▸ Problem
Write out the data below exactly as given, without any of its pictures.
— BEGIN —
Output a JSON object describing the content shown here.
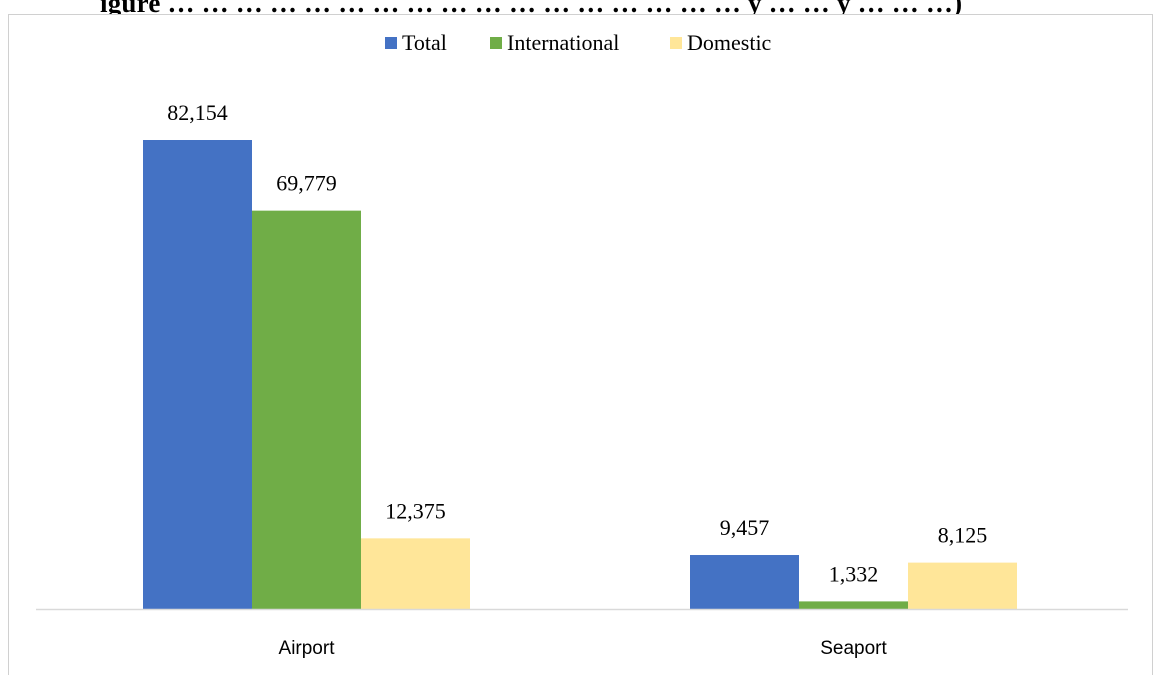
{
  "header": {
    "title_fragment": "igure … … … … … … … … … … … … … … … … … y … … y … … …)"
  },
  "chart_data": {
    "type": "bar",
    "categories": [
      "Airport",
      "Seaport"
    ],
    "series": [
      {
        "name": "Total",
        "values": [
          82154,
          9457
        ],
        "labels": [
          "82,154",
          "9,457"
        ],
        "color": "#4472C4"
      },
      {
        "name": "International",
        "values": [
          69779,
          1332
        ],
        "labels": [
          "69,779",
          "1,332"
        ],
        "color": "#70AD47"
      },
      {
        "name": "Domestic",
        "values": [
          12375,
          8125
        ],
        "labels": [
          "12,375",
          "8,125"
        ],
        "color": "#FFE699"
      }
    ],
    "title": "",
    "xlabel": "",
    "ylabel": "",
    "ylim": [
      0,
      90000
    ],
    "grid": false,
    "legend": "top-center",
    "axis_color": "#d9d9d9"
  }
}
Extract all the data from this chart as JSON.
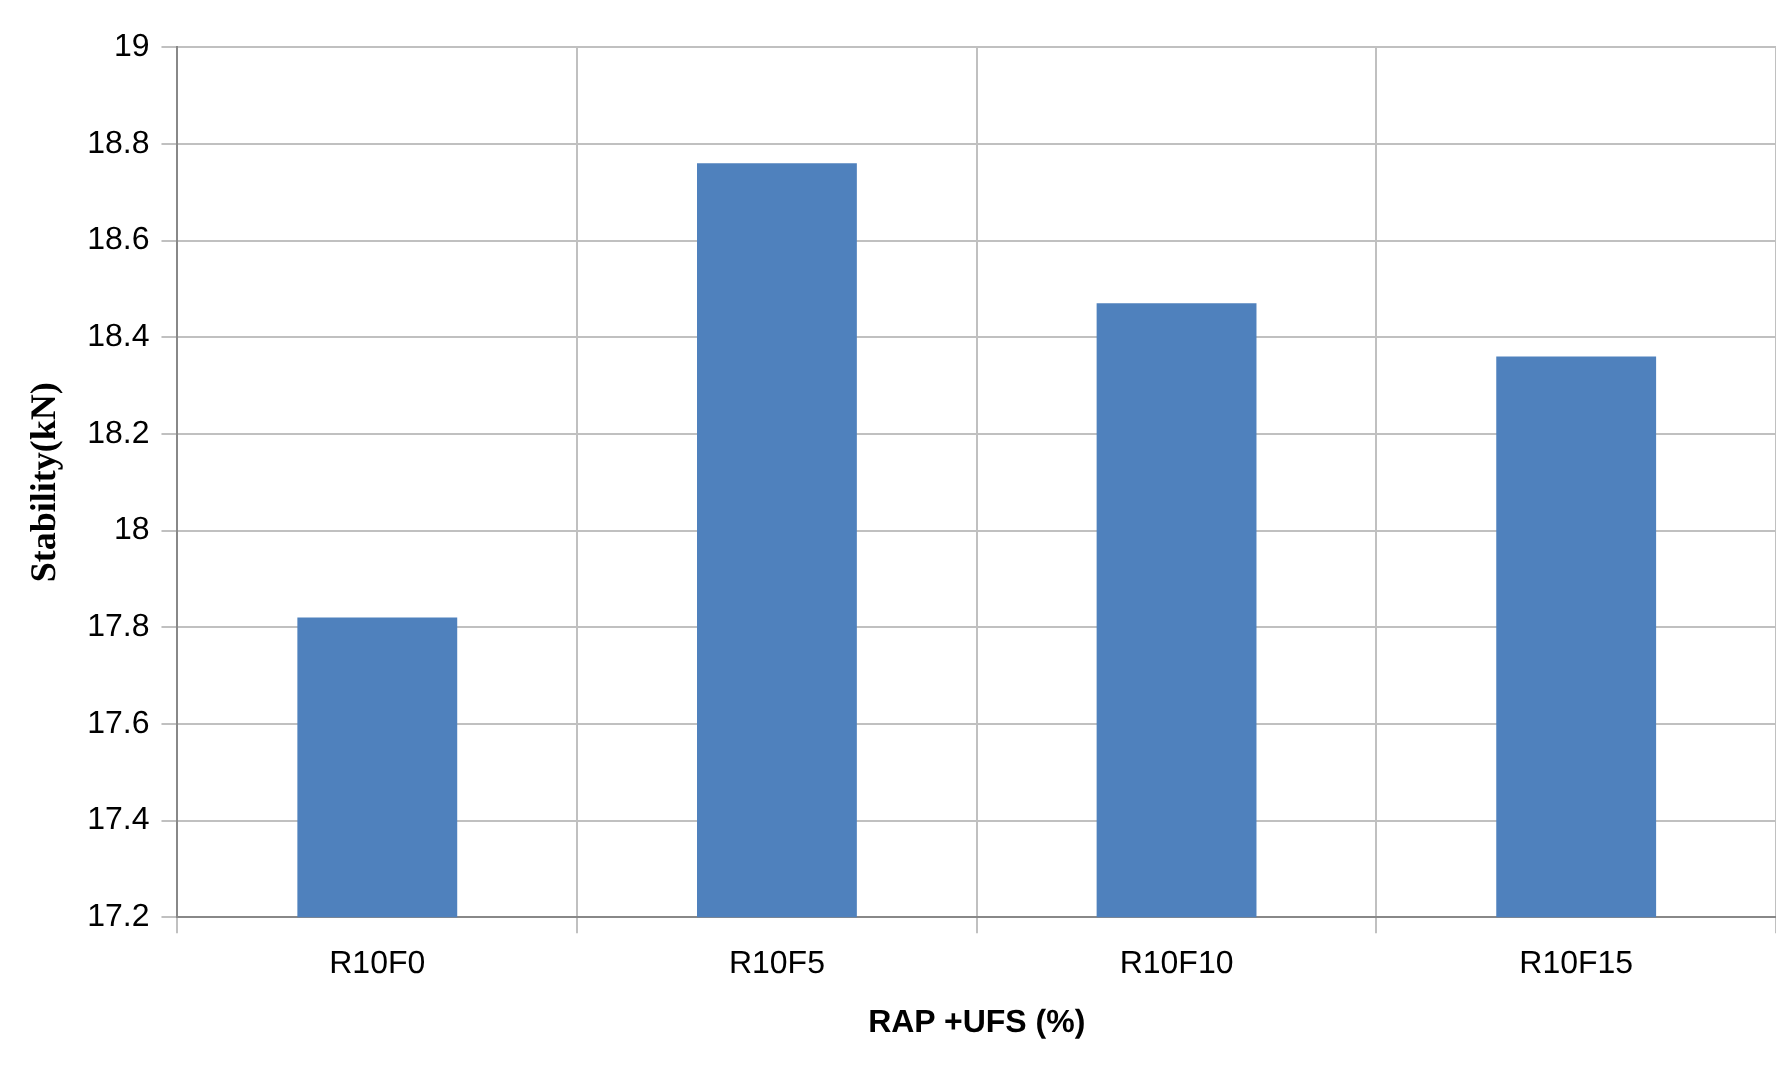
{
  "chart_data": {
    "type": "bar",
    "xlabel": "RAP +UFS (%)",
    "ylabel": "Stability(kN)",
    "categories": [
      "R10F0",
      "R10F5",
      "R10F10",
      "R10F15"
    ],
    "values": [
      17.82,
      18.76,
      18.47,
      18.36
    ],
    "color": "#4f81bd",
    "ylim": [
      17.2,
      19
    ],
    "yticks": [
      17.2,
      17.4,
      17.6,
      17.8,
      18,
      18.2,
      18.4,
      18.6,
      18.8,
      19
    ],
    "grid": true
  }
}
— END —
▸ Result for this task
Output a JSON object describing the content shown here.
{
  "header": {
    "title_fragment": "igure … … … … … … … … … … … … … … … … … y … … y … … …)"
  },
  "chart_data": {
    "type": "bar",
    "categories": [
      "Airport",
      "Seaport"
    ],
    "series": [
      {
        "name": "Total",
        "values": [
          82154,
          9457
        ],
        "labels": [
          "82,154",
          "9,457"
        ],
        "color": "#4472C4"
      },
      {
        "name": "International",
        "values": [
          69779,
          1332
        ],
        "labels": [
          "69,779",
          "1,332"
        ],
        "color": "#70AD47"
      },
      {
        "name": "Domestic",
        "values": [
          12375,
          8125
        ],
        "labels": [
          "12,375",
          "8,125"
        ],
        "color": "#FFE699"
      }
    ],
    "title": "",
    "xlabel": "",
    "ylabel": "",
    "ylim": [
      0,
      90000
    ],
    "grid": false,
    "legend": "top-center",
    "axis_color": "#d9d9d9"
  }
}
Extract all the data from this chart as JSON.
{
  "chart_data": {
    "type": "bar",
    "xlabel": "RAP +UFS (%)",
    "ylabel": "Stability(kN)",
    "categories": [
      "R10F0",
      "R10F5",
      "R10F10",
      "R10F15"
    ],
    "values": [
      17.82,
      18.76,
      18.47,
      18.36
    ],
    "color": "#4f81bd",
    "ylim": [
      17.2,
      19
    ],
    "yticks": [
      17.2,
      17.4,
      17.6,
      17.8,
      18,
      18.2,
      18.4,
      18.6,
      18.8,
      19
    ],
    "grid": true
  }
}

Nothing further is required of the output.